■ INPUT

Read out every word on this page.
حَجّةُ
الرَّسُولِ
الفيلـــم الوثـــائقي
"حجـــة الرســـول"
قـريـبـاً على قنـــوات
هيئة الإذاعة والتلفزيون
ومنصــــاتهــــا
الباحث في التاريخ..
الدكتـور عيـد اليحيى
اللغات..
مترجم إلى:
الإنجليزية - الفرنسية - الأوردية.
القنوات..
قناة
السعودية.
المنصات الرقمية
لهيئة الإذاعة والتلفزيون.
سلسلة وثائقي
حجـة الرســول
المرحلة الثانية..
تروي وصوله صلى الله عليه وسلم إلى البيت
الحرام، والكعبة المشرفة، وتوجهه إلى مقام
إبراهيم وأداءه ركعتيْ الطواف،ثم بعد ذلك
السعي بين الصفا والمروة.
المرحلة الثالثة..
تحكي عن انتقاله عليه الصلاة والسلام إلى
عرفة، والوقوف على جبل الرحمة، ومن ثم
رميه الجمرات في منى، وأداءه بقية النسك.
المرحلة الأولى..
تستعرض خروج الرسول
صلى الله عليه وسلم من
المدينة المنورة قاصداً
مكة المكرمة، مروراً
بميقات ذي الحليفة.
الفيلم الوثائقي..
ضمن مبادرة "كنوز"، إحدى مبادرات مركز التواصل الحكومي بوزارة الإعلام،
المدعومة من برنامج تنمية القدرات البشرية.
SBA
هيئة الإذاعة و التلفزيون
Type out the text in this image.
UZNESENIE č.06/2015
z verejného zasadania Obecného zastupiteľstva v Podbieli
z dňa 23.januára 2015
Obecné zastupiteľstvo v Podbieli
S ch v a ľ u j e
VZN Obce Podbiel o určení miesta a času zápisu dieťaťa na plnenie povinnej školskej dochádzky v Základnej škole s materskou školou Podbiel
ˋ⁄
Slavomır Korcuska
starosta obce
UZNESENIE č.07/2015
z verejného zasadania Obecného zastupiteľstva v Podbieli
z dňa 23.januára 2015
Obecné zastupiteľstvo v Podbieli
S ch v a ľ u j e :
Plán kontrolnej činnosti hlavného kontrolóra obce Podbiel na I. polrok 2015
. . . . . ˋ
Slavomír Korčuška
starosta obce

■ EXERCISE DESCRIPTION
Of all the lines in the listing above, how many contain the word "والتلفزيون"? Answer with the number alone.

■ COMPLETED TASK
2